_WHAT IS NEEDED_:
Report all lines from the entries below in which "title" appears.

_RECORD SET_:
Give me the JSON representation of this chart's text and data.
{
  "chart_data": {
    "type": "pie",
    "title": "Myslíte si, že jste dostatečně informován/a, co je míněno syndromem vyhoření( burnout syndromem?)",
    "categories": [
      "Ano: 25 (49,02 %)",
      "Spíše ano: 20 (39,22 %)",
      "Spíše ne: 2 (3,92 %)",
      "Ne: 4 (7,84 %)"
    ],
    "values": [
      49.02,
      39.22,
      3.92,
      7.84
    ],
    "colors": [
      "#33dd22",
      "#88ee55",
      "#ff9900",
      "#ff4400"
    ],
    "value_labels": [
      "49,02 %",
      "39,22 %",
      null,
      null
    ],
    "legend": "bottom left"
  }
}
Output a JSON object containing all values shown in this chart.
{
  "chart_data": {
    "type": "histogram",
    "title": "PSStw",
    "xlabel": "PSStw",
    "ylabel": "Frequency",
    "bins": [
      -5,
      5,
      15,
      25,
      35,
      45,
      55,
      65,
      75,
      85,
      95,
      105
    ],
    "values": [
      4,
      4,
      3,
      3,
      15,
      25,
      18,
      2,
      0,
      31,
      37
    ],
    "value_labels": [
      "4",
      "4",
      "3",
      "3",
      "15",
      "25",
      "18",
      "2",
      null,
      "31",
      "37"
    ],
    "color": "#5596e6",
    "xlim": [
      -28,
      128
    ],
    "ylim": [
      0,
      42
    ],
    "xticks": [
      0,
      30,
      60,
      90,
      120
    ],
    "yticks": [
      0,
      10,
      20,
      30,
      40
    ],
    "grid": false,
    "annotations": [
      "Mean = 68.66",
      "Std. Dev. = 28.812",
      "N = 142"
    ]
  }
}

_ANSWER FOR THE TASK_:
    "title": "Myslíte si, že jste dostatečně informován/a, co je míněno syndromem vyhoření( burnout syndromem?)",
    "title": "PSStw",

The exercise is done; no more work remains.